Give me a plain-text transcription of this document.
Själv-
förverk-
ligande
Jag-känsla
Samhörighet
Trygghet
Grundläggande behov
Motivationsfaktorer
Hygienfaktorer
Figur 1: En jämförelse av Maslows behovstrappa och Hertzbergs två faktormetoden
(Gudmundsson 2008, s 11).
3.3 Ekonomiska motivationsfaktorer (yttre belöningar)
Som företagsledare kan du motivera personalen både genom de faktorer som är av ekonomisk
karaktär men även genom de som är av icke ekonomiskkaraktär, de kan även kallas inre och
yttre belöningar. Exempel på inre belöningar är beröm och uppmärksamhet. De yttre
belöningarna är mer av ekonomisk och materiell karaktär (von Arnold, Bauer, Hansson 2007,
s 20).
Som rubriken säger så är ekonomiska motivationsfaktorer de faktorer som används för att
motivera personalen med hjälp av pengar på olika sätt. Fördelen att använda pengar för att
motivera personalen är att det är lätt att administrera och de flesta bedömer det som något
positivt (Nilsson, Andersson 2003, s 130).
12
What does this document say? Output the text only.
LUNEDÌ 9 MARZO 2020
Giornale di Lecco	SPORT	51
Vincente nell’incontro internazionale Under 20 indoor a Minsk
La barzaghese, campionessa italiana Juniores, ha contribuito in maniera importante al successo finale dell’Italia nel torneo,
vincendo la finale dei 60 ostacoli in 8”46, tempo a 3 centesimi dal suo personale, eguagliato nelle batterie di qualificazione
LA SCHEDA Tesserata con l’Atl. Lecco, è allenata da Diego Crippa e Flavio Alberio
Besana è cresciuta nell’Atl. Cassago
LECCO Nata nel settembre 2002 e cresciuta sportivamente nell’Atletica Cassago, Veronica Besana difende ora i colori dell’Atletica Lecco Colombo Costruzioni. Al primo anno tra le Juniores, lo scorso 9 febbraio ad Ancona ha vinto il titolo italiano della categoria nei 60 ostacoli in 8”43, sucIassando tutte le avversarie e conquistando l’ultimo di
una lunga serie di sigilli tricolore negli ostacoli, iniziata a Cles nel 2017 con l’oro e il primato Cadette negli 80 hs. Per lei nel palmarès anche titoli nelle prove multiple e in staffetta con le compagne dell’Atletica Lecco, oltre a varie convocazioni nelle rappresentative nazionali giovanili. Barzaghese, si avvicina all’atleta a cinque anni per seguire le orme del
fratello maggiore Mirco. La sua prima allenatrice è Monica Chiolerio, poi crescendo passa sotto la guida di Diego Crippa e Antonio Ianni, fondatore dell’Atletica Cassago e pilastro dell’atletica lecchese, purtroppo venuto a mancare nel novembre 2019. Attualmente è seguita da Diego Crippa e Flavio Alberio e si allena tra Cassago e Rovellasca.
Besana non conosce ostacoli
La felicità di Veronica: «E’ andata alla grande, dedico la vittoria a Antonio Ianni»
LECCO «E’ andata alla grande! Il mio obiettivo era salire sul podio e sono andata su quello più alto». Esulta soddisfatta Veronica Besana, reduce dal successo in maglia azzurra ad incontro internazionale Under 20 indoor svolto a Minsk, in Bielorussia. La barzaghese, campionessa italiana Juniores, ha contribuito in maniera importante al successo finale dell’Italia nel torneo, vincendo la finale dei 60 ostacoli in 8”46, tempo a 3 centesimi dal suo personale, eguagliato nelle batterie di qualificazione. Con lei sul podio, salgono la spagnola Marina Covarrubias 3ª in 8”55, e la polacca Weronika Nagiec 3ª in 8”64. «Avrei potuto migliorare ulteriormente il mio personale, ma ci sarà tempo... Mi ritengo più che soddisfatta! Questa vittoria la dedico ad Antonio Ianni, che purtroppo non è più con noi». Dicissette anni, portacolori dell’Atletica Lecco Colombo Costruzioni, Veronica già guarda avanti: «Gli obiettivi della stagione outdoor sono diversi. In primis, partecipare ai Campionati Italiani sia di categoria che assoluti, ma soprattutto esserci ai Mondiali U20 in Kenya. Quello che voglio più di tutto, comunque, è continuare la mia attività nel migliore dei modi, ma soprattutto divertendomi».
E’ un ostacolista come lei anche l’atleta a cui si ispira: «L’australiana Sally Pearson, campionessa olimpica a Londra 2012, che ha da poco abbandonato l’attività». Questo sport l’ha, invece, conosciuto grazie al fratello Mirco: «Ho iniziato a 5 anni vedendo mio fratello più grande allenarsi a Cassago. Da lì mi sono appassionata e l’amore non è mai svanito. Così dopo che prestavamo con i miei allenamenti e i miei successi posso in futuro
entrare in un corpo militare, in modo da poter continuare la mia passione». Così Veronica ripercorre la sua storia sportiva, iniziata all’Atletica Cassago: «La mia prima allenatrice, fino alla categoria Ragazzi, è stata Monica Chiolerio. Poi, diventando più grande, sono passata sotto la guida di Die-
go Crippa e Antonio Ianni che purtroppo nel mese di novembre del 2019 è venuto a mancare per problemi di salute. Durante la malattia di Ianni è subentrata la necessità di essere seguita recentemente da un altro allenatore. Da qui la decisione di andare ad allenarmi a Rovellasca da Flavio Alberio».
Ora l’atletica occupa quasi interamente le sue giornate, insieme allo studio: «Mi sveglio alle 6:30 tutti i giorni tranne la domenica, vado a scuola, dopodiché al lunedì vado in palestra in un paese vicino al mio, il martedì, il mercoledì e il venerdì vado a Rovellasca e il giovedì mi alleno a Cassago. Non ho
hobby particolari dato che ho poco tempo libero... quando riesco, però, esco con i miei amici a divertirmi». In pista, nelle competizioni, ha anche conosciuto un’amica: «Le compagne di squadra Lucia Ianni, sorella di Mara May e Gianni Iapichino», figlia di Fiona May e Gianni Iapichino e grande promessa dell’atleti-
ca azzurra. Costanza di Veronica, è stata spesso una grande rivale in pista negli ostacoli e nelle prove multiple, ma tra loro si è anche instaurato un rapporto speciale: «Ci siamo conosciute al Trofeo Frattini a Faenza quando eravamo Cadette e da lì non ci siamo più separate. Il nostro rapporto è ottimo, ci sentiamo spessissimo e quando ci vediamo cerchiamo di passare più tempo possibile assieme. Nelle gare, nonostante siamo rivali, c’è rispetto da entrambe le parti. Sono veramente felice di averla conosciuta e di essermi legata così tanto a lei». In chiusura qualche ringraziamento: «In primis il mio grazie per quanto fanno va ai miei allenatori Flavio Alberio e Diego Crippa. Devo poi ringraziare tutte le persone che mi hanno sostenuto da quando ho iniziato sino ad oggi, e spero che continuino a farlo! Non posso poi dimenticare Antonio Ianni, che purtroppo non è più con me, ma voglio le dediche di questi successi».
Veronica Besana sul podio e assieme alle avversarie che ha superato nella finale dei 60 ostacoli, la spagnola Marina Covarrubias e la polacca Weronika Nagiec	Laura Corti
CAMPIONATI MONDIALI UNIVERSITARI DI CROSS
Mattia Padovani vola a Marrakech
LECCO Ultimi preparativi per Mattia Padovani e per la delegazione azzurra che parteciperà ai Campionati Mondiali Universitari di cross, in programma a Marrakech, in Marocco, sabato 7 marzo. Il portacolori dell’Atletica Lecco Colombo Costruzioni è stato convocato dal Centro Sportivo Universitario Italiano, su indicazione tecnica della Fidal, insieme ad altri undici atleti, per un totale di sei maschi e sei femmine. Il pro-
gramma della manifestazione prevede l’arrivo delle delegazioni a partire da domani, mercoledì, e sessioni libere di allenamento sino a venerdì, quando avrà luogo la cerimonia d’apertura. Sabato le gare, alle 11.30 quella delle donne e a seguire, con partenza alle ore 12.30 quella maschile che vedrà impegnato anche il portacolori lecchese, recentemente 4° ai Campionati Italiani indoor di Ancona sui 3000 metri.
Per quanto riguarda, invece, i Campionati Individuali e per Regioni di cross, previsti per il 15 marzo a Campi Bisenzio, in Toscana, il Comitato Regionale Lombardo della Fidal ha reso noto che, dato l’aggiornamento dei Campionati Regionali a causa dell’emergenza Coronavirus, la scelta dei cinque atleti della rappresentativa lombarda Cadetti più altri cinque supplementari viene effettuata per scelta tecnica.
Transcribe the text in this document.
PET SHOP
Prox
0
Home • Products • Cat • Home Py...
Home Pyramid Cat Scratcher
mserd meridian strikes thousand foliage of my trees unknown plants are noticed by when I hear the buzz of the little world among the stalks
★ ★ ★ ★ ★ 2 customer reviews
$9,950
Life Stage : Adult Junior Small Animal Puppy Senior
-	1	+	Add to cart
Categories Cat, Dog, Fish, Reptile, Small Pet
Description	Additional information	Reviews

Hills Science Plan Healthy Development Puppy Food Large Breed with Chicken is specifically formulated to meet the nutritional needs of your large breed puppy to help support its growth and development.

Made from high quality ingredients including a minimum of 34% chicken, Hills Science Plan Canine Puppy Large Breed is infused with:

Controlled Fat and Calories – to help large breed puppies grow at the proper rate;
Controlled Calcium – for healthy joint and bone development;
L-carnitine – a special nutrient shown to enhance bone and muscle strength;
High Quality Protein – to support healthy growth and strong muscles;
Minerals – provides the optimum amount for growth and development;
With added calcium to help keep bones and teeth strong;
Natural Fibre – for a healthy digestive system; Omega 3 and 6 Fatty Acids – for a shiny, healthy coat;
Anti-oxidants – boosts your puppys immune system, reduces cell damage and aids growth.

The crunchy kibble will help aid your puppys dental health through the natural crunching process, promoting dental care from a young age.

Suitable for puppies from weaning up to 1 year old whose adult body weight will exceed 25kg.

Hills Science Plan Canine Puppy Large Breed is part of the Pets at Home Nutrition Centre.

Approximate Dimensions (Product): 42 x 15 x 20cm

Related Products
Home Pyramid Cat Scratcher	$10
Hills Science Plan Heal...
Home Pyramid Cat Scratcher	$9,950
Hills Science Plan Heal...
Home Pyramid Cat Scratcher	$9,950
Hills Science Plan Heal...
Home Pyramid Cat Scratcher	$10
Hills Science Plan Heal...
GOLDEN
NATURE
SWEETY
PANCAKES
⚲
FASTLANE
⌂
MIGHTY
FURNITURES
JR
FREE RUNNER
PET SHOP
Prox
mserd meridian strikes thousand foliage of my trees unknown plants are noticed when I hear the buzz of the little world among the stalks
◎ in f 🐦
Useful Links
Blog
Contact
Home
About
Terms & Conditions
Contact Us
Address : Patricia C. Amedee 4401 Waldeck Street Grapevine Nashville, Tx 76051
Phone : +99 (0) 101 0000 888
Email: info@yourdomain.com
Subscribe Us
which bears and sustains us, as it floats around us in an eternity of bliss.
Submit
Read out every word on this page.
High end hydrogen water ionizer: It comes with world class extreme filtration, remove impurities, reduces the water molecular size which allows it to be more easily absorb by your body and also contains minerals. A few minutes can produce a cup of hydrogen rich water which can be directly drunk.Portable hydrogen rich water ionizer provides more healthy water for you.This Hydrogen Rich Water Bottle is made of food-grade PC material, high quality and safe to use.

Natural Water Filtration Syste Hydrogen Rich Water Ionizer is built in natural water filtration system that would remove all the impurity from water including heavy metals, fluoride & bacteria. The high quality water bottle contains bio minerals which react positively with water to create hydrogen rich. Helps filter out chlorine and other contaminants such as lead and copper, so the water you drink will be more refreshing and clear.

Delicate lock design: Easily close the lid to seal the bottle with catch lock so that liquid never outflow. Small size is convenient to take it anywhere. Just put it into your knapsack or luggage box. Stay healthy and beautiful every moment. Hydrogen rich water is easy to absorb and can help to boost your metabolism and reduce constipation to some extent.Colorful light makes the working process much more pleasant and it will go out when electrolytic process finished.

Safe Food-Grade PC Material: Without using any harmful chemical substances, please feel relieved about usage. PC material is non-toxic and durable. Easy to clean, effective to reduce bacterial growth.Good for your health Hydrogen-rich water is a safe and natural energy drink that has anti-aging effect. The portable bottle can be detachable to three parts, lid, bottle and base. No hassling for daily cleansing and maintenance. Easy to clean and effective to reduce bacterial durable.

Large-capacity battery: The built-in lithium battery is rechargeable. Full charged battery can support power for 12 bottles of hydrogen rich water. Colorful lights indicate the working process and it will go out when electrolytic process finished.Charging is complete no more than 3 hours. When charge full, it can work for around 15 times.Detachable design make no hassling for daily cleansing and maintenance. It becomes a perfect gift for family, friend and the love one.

WHAT TO DO: If a line in the material contains the word "genom", copy that line.

EXERCISE RESPONSE:
Som företagsledare kan du motivera personalen både genom de faktorer som är av ekonomisk
karaktär men även genom de som är av icke ekonomiskkaraktär, de kan även kallas inre och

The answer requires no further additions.